Dataset excerpts
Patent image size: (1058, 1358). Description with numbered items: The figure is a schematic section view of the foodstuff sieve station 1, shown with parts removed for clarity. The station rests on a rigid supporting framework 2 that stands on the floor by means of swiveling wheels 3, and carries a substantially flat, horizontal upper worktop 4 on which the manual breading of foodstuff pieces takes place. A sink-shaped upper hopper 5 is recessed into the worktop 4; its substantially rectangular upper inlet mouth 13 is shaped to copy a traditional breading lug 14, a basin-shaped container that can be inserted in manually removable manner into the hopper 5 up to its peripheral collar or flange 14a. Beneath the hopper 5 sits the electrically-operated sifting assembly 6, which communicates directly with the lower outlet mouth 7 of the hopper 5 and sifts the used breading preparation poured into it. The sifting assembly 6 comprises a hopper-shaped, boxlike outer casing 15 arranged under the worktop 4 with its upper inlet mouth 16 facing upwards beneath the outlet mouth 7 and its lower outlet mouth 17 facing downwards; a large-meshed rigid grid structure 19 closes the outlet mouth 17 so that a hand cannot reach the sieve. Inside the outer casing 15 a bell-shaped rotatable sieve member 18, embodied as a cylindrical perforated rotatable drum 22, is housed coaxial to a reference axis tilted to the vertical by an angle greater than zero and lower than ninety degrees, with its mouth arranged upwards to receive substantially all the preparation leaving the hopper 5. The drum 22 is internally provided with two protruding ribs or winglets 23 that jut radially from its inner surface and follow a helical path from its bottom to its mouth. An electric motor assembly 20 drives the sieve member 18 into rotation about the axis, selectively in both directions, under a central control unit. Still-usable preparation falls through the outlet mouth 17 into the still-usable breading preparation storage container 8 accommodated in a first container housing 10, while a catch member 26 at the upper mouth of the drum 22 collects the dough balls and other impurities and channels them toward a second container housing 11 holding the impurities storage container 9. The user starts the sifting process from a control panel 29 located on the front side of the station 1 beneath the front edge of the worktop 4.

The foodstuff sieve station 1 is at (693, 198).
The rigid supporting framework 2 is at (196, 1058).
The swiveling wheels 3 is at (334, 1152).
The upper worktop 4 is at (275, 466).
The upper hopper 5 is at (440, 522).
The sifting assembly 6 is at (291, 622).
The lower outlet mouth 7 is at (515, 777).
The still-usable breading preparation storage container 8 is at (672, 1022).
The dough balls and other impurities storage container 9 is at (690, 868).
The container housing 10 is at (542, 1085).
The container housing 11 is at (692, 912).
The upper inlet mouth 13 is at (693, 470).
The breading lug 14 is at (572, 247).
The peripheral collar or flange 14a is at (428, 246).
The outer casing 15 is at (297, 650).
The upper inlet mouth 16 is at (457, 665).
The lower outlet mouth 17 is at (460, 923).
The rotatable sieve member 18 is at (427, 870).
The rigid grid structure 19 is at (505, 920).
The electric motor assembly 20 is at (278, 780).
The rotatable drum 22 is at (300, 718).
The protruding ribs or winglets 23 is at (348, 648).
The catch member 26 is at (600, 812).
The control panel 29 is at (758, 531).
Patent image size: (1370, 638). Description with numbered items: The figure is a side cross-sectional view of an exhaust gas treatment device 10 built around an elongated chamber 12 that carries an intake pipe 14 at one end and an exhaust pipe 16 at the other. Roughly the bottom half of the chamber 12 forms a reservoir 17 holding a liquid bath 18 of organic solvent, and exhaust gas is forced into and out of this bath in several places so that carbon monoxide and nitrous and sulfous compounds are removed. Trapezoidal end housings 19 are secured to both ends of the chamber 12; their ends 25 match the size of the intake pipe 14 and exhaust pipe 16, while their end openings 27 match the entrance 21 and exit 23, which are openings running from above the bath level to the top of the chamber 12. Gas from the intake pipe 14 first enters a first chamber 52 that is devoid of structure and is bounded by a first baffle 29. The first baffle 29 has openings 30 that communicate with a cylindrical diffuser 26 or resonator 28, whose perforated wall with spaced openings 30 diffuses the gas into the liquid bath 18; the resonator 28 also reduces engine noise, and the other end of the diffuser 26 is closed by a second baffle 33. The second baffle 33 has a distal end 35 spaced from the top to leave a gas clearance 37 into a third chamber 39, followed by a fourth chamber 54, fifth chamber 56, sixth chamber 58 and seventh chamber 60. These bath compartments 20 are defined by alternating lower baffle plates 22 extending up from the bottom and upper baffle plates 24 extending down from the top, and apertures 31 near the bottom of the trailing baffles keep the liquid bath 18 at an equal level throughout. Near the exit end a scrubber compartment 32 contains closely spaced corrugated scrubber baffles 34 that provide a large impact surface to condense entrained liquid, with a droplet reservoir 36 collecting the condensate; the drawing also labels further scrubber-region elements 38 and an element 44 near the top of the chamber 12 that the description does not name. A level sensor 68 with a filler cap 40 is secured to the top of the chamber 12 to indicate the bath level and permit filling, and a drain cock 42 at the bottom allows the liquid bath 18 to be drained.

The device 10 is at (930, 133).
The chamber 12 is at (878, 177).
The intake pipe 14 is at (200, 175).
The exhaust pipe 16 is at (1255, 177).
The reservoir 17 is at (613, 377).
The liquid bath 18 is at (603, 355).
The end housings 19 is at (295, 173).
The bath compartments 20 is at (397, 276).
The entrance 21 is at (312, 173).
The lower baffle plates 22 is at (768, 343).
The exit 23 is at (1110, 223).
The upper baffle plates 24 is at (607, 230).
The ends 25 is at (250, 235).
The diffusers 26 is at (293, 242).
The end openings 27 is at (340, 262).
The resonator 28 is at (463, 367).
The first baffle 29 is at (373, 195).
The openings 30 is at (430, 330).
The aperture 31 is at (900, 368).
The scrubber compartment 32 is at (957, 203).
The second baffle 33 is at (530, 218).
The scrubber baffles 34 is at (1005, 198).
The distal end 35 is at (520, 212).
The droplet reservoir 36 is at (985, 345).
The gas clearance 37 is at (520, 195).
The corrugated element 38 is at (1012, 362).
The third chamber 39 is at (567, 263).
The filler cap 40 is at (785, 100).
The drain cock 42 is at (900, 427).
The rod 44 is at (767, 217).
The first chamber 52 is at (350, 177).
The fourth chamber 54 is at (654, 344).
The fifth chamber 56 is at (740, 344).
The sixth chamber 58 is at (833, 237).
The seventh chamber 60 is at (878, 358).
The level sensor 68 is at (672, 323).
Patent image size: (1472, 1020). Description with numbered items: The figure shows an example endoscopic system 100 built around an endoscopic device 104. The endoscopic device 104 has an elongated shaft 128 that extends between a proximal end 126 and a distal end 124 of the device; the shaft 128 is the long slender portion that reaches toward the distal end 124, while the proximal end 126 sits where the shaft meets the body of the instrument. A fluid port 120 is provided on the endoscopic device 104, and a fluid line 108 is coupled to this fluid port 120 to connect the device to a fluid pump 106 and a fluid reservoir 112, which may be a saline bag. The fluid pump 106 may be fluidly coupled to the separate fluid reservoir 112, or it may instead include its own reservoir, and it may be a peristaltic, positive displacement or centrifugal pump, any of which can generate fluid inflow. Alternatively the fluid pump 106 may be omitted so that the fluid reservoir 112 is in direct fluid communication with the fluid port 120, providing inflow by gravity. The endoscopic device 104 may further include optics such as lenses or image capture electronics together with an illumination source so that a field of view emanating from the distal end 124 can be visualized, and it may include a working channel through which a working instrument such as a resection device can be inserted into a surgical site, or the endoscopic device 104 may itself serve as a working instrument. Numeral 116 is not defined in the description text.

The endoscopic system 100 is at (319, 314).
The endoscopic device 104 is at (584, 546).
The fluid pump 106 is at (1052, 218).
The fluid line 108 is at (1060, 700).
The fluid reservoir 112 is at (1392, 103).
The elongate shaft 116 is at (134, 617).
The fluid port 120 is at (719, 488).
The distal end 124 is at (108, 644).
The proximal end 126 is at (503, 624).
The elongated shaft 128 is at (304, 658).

### Short exercise
Render the part of the records that opens with the line containing "Patent image size: (1472, 1020)." and closes with the line containing "The distal end 124 is at (108, 644)." as a JSON list of strings, with one string per line and blank lines omitted.

### Correct output
[
  "Patent image size: (1472, 1020). Description with numbered items: The figure shows an example endoscopic system 100 built around an endoscopic device 104. The endoscopic device 104 has an elongated shaft 128 that extends between a proximal end 126 and a distal end 124 of the device; the shaft 128 is the long slender portion that reaches toward the distal end 124, while the proximal end 126 sits where the shaft meets the body of the instrument. A fluid port 120 is provided on the endoscopic device 104, and a fluid line 108 is coupled to this fluid port 120 to connect the device to a fluid pump 106 and a fluid reservoir 112, which may be a saline bag. The fluid pump 106 may be fluidly coupled to the separate fluid reservoir 112, or it may instead include its own reservoir, and it may be a peristaltic, positive displacement or centrifugal pump, any of which can generate fluid inflow. Alternatively the fluid pump 106 may be omitted so that the fluid reservoir 112 is in direct fluid communication with the fluid port 120, providing inflow by gravity. The endoscopic device 104 may further include optics such as lenses or image capture electronics together with an illumination source so that a field of view emanating from the distal end 124 can be visualized, and it may include a working channel through which a working instrument such as a resection device can be inserted into a surgical site, or the endoscopic device 104 may itself serve as a working instrument. Numeral 116 is not defined in the description text.",
  "The endoscopic system 100 is at (319, 314).",
  "The endoscopic device 104 is at (584, 546).",
  "The fluid pump 106 is at (1052, 218).",
  "The fluid line 108 is at (1060, 700).",
  "The fluid reservoir 112 is at (1392, 103).",
  "The elongate shaft 116 is at (134, 617).",
  "The fluid port 120 is at (719, 488).",
  "The distal end 124 is at (108, 644)."
]